>> begin

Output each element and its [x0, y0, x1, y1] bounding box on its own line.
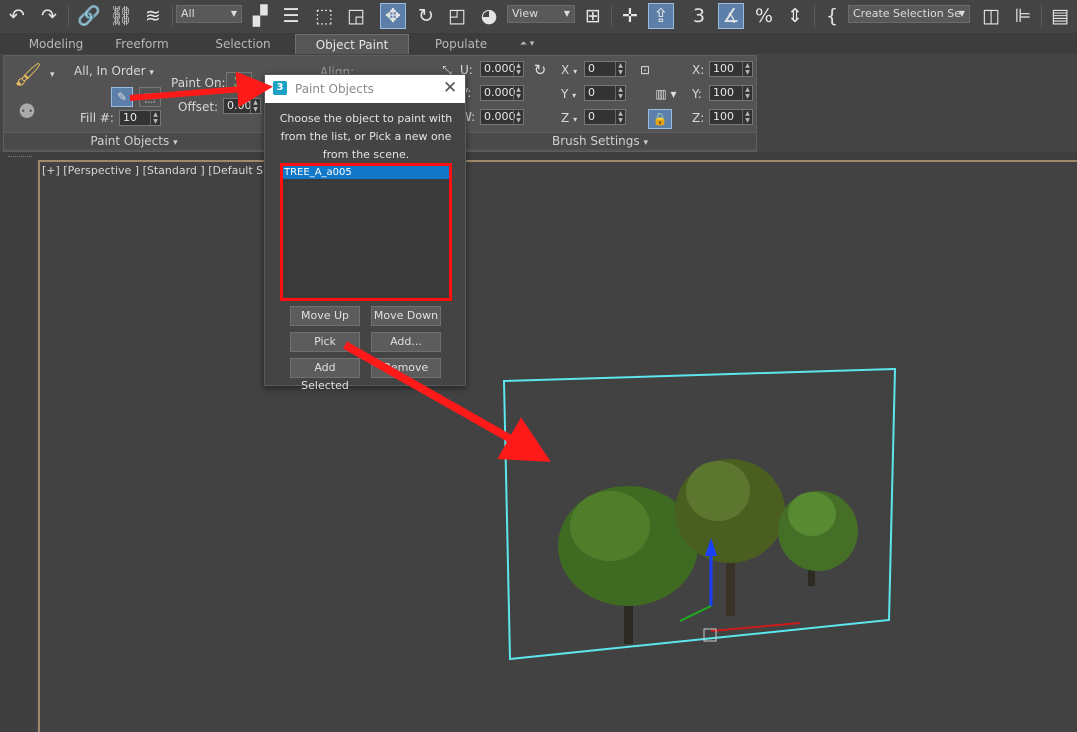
annotation-arrows [129, 71, 551, 462]
arrow-to-dialog [129, 71, 273, 108]
arrow-to-scene [343, 341, 551, 462]
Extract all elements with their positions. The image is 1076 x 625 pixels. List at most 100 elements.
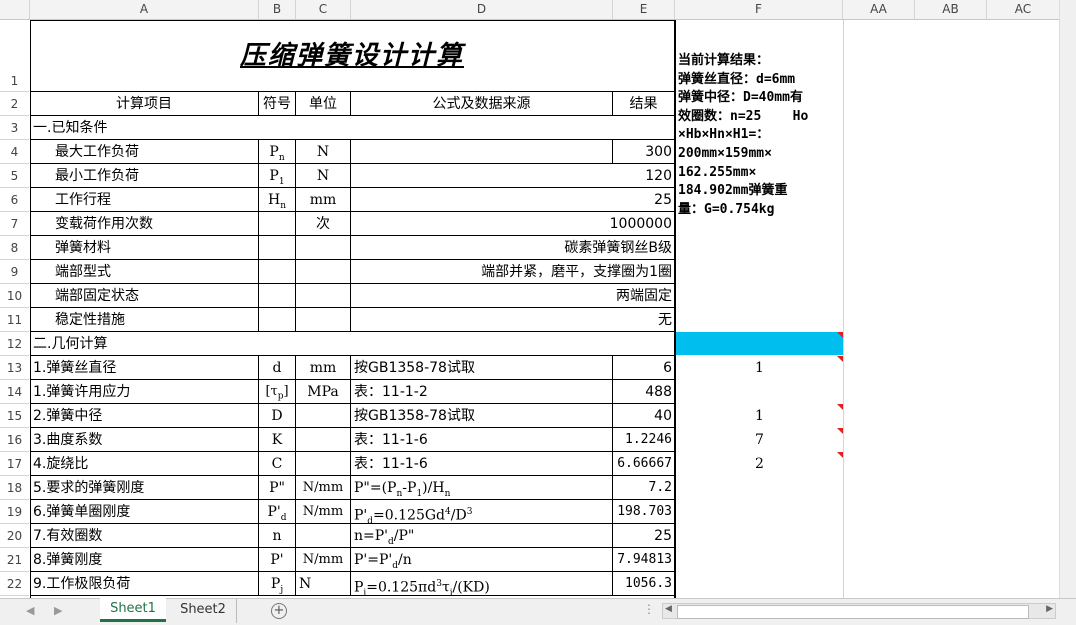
calc-formula[interactable]: 表：11-1-6 xyxy=(351,428,613,452)
known-item[interactable]: 工作行程 xyxy=(30,188,259,212)
calc-formula[interactable]: 按GB1358-78试取 xyxy=(351,356,613,380)
known-value[interactable]: 120 xyxy=(351,164,675,188)
row-header-1[interactable]: 1 xyxy=(0,20,29,92)
row-header-20[interactable]: 20 xyxy=(0,524,29,548)
tab-sheet1[interactable]: Sheet1 xyxy=(100,598,166,622)
known-item[interactable]: 最大工作负荷 xyxy=(30,140,259,164)
calc-formula[interactable]: n=P'd/P" xyxy=(351,524,613,548)
known-value[interactable]: 无 xyxy=(351,308,675,332)
known-item[interactable]: 变载荷作用次数 xyxy=(30,212,259,236)
column-header-B[interactable]: B xyxy=(259,0,296,19)
known-symbol[interactable] xyxy=(259,308,296,332)
known-unit[interactable]: N xyxy=(296,140,351,164)
f-value[interactable]: 1 xyxy=(676,404,843,428)
scroll-right-icon[interactable]: ▶ xyxy=(1046,604,1053,614)
calc-value[interactable]: 1056.3 xyxy=(613,572,675,596)
calc-value[interactable]: 198.703 xyxy=(613,500,675,524)
calc-symbol[interactable]: D xyxy=(259,404,296,428)
calc-item[interactable]: 8.弹簧刚度 xyxy=(30,548,259,572)
calc-unit[interactable] xyxy=(296,524,351,548)
calc-item[interactable]: 6.弹簧单圈刚度 xyxy=(30,500,259,524)
tab-next-icon[interactable]: ▶ xyxy=(54,604,62,617)
known-symbol[interactable] xyxy=(259,260,296,284)
column-header-C[interactable]: C xyxy=(296,0,351,19)
known-unit[interactable]: N xyxy=(296,164,351,188)
known-item[interactable]: 端部型式 xyxy=(30,260,259,284)
known-value[interactable]: 1000000 xyxy=(351,212,675,236)
row-header-19[interactable]: 19 xyxy=(0,500,29,524)
calc-item[interactable]: 4.旋绕比 xyxy=(30,452,259,476)
row-header-13[interactable]: 13 xyxy=(0,356,29,380)
section-known-conditions[interactable]: 一.已知条件 xyxy=(30,116,675,140)
known-value[interactable]: 300 xyxy=(351,140,675,164)
f-value[interactable]: 2 xyxy=(676,452,843,476)
row-header-6[interactable]: 6 xyxy=(0,188,29,212)
known-symbol[interactable] xyxy=(259,212,296,236)
row-header-10[interactable]: 10 xyxy=(0,284,29,308)
f-value[interactable]: 7 xyxy=(676,428,843,452)
calc-formula[interactable]: 表：11-1-2 xyxy=(351,380,613,404)
row-header-3[interactable]: 3 xyxy=(0,116,29,140)
row-header-2[interactable]: 2 xyxy=(0,92,29,116)
calc-value[interactable]: 25 xyxy=(613,524,675,548)
known-value[interactable]: 两端固定 xyxy=(351,284,675,308)
known-value[interactable]: 端部并紧，磨平，支撑圈为1圈 xyxy=(351,260,675,284)
vertical-scrollbar[interactable] xyxy=(1059,0,1076,598)
calc-unit[interactable]: N/mm xyxy=(296,500,351,524)
calc-item[interactable]: 1.弹簧丝直径 xyxy=(30,356,259,380)
row-header-21[interactable]: 21 xyxy=(0,548,29,572)
calc-symbol[interactable]: K xyxy=(259,428,296,452)
known-symbol[interactable] xyxy=(259,236,296,260)
calc-value[interactable]: 6.66667 xyxy=(613,452,675,476)
calc-item[interactable]: 7.有效圈数 xyxy=(30,524,259,548)
header-result[interactable]: 结果 xyxy=(613,92,675,116)
row-header-5[interactable]: 5 xyxy=(0,164,29,188)
calc-value[interactable]: 1.2246 xyxy=(613,428,675,452)
known-item[interactable]: 稳定性措施 xyxy=(30,308,259,332)
calc-value[interactable]: 7.94813 xyxy=(613,548,675,572)
known-value[interactable]: 25 xyxy=(351,188,675,212)
row-header-22[interactable]: 22 xyxy=(0,572,29,596)
calc-unit[interactable]: N/mm xyxy=(296,476,351,500)
header-formula[interactable]: 公式及数据来源 xyxy=(351,92,613,116)
calc-value[interactable]: 7.2 xyxy=(613,476,675,500)
known-symbol[interactable]: Hn xyxy=(259,188,296,212)
known-symbol[interactable]: P1 xyxy=(259,164,296,188)
column-header-AC[interactable]: AC xyxy=(987,0,1060,19)
known-item[interactable]: 弹簧材料 xyxy=(30,236,259,260)
row-header-18[interactable]: 18 xyxy=(0,476,29,500)
calc-value[interactable]: 488 xyxy=(613,380,675,404)
row-header-8[interactable]: 8 xyxy=(0,236,29,260)
calc-unit[interactable] xyxy=(296,452,351,476)
highlight-cell-F12[interactable] xyxy=(676,332,843,355)
result-text-block[interactable]: 当前计算结果： 弹簧丝直径：d=6mm 弹簧中径：D=40mm有 效圈数：n=2… xyxy=(678,52,878,219)
row-header-12[interactable]: 12 xyxy=(0,332,29,356)
calc-unit[interactable]: N/mm xyxy=(296,548,351,572)
calc-item[interactable]: 1.弹簧许用应力 xyxy=(30,380,259,404)
row-header-15[interactable]: 15 xyxy=(0,404,29,428)
column-header-A[interactable]: A xyxy=(30,0,259,19)
calc-symbol[interactable]: P" xyxy=(259,476,296,500)
calc-item[interactable]: 5.要求的弹簧刚度 xyxy=(30,476,259,500)
calc-formula[interactable]: P'=P'd/n xyxy=(351,548,613,572)
column-header-D[interactable]: D xyxy=(351,0,613,19)
row-header-16[interactable]: 16 xyxy=(0,428,29,452)
calc-symbol[interactable]: n xyxy=(259,524,296,548)
calc-formula[interactable]: P"=(Pn-P1)/Hn xyxy=(351,476,613,500)
known-unit[interactable] xyxy=(296,308,351,332)
row-header-4[interactable]: 4 xyxy=(0,140,29,164)
calc-formula[interactable]: P'd=0.125Gd4/D3 xyxy=(351,500,613,524)
known-unit[interactable]: 次 xyxy=(296,212,351,236)
calc-symbol[interactable]: C xyxy=(259,452,296,476)
header-unit[interactable]: 单位 xyxy=(296,92,351,116)
calc-symbol[interactable]: P'd xyxy=(259,500,296,524)
calc-symbol[interactable]: [τp] xyxy=(259,380,296,404)
calc-item[interactable]: 2.弹簧中径 xyxy=(30,404,259,428)
known-symbol[interactable] xyxy=(259,284,296,308)
header-item[interactable]: 计算项目 xyxy=(30,92,259,116)
known-item[interactable]: 最小工作负荷 xyxy=(30,164,259,188)
column-header-AB[interactable]: AB xyxy=(915,0,987,19)
calc-unit[interactable]: mm xyxy=(296,356,351,380)
row-header-11[interactable]: 11 xyxy=(0,308,29,332)
calc-unit[interactable]: MPa xyxy=(296,380,351,404)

>> end

WORK REQUIRED:
Copy the listing above back line for line, without changing anything, and leave out the pictures.

WRITTEN RESPONSE:
Output each element and its [x0, y0, x1, y1] bounding box on its own line.
annotation-arrows [129, 71, 551, 462]
arrow-to-dialog [129, 71, 273, 108]
arrow-to-scene [343, 341, 551, 462]
Extract all elements with their positions. The image is 1076 x 625 pixels. List at most 100 elements.
calc-formula[interactable]: 表：11-1-6 xyxy=(351,428,613,452)
known-item[interactable]: 工作行程 xyxy=(30,188,259,212)
calc-formula[interactable]: 按GB1358-78试取 xyxy=(351,356,613,380)
known-value[interactable]: 120 xyxy=(351,164,675,188)
row-header-1[interactable]: 1 xyxy=(0,20,29,92)
row-header-20[interactable]: 20 xyxy=(0,524,29,548)
tab-sheet1[interactable]: Sheet1 xyxy=(100,598,166,622)
known-item[interactable]: 最大工作负荷 xyxy=(30,140,259,164)
calc-formula[interactable]: n=P'd/P" xyxy=(351,524,613,548)
known-value[interactable]: 无 xyxy=(351,308,675,332)
known-item[interactable]: 变载荷作用次数 xyxy=(30,212,259,236)
column-header-B[interactable]: B xyxy=(259,0,296,19)
known-symbol[interactable] xyxy=(259,308,296,332)
known-unit[interactable]: N xyxy=(296,140,351,164)
f-value[interactable]: 1 xyxy=(676,404,843,428)
scroll-right-icon[interactable]: ▶ xyxy=(1046,604,1053,614)
calc-value[interactable]: 1056.3 xyxy=(613,572,675,596)
calc-value[interactable]: 198.703 xyxy=(613,500,675,524)
calc-symbol[interactable]: D xyxy=(259,404,296,428)
calc-item[interactable]: 8.弹簧刚度 xyxy=(30,548,259,572)
calc-unit[interactable] xyxy=(296,524,351,548)
calc-item[interactable]: 6.弹簧单圈刚度 xyxy=(30,500,259,524)
tab-next-icon[interactable]: ▶ xyxy=(54,604,62,617)
known-symbol[interactable] xyxy=(259,260,296,284)
column-header-C[interactable]: C xyxy=(296,0,351,19)
known-unit[interactable]: N xyxy=(296,164,351,188)
known-item[interactable]: 端部型式 xyxy=(30,260,259,284)
known-value[interactable]: 1000000 xyxy=(351,212,675,236)
row-header-19[interactable]: 19 xyxy=(0,500,29,524)
calc-item[interactable]: 4.旋绕比 xyxy=(30,452,259,476)
row-header-13[interactable]: 13 xyxy=(0,356,29,380)
section-known-conditions[interactable]: 一.已知条件 xyxy=(30,116,675,140)
known-value[interactable]: 300 xyxy=(351,140,675,164)
f-value[interactable]: 2 xyxy=(676,452,843,476)
row-header-6[interactable]: 6 xyxy=(0,188,29,212)
known-symbol[interactable] xyxy=(259,212,296,236)
row-header-10[interactable]: 10 xyxy=(0,284,29,308)
f-value[interactable]: 7 xyxy=(676,428,843,452)
calc-formula[interactable]: 表：11-1-2 xyxy=(351,380,613,404)
row-header-3[interactable]: 3 xyxy=(0,116,29,140)
row-header-2[interactable]: 2 xyxy=(0,92,29,116)
calc-value[interactable]: 25 xyxy=(613,524,675,548)
known-value[interactable]: 两端固定 xyxy=(351,284,675,308)
known-value[interactable]: 端部并紧，磨平，支撑圈为1圈 xyxy=(351,260,675,284)
vertical-scrollbar[interactable] xyxy=(1059,0,1076,598)
calc-unit[interactable]: N/mm xyxy=(296,500,351,524)
calc-item[interactable]: 1.弹簧丝直径 xyxy=(30,356,259,380)
row-header-21[interactable]: 21 xyxy=(0,548,29,572)
calc-symbol[interactable]: K xyxy=(259,428,296,452)
known-symbol[interactable] xyxy=(259,236,296,260)
calc-value[interactable]: 6.66667 xyxy=(613,452,675,476)
calc-item[interactable]: 7.有效圈数 xyxy=(30,524,259,548)
header-result[interactable]: 结果 xyxy=(613,92,675,116)
row-header-5[interactable]: 5 xyxy=(0,164,29,188)
calc-value[interactable]: 1.2246 xyxy=(613,428,675,452)
known-item[interactable]: 稳定性措施 xyxy=(30,308,259,332)
calc-value[interactable]: 7.94813 xyxy=(613,548,675,572)
known-value[interactable]: 25 xyxy=(351,188,675,212)
row-header-22[interactable]: 22 xyxy=(0,572,29,596)
calc-unit[interactable]: N/mm xyxy=(296,476,351,500)
header-formula[interactable]: 公式及数据来源 xyxy=(351,92,613,116)
calc-value[interactable]: 7.2 xyxy=(613,476,675,500)
known-symbol[interactable]: Hn xyxy=(259,188,296,212)
known-symbol[interactable]: P1 xyxy=(259,164,296,188)
column-header-AC[interactable]: AC xyxy=(987,0,1060,19)
known-item[interactable]: 弹簧材料 xyxy=(30,236,259,260)
row-header-18[interactable]: 18 xyxy=(0,476,29,500)
calc-value[interactable]: 488 xyxy=(613,380,675,404)
row-header-8[interactable]: 8 xyxy=(0,236,29,260)
calc-unit[interactable] xyxy=(296,452,351,476)
highlight-cell-F12[interactable] xyxy=(676,332,843,355)
result-text-block[interactable]: 当前计算结果： 弹簧丝直径：d=6mm 弹簧中径：D=40mm有 效圈数：n=2… xyxy=(678,52,878,219)
row-header-12[interactable]: 12 xyxy=(0,332,29,356)
calc-unit[interactable]: N/mm xyxy=(296,548,351,572)
calc-item[interactable]: 1.弹簧许用应力 xyxy=(30,380,259,404)
row-header-15[interactable]: 15 xyxy=(0,404,29,428)
column-header-A[interactable]: A xyxy=(30,0,259,19)
calc-symbol[interactable]: P" xyxy=(259,476,296,500)
calc-item[interactable]: 5.要求的弹簧刚度 xyxy=(30,476,259,500)
calc-formula[interactable]: P'=P'd/n xyxy=(351,548,613,572)
column-header-D[interactable]: D xyxy=(351,0,613,19)
row-header-16[interactable]: 16 xyxy=(0,428,29,452)
calc-symbol[interactable]: n xyxy=(259,524,296,548)
calc-formula[interactable]: P"=(Pn-P1)/Hn xyxy=(351,476,613,500)
known-unit[interactable] xyxy=(296,308,351,332)
row-header-4[interactable]: 4 xyxy=(0,140,29,164)
calc-formula[interactable]: P'd=0.125Gd4/D3 xyxy=(351,500,613,524)
known-unit[interactable]: 次 xyxy=(296,212,351,236)
calc-symbol[interactable]: C xyxy=(259,452,296,476)
header-unit[interactable]: 单位 xyxy=(296,92,351,116)
calc-symbol[interactable]: P'd xyxy=(259,500,296,524)
calc-symbol[interactable]: [τp] xyxy=(259,380,296,404)
calc-item[interactable]: 2.弹簧中径 xyxy=(30,404,259,428)
known-symbol[interactable] xyxy=(259,284,296,308)
header-item[interactable]: 计算项目 xyxy=(30,92,259,116)
known-item[interactable]: 最小工作负荷 xyxy=(30,164,259,188)
column-header-AB[interactable]: AB xyxy=(915,0,987,19)
calc-unit[interactable]: mm xyxy=(296,356,351,380)
row-header-11[interactable]: 11 xyxy=(0,308,29,332)
calc-unit[interactable]: MPa xyxy=(296,380,351,404)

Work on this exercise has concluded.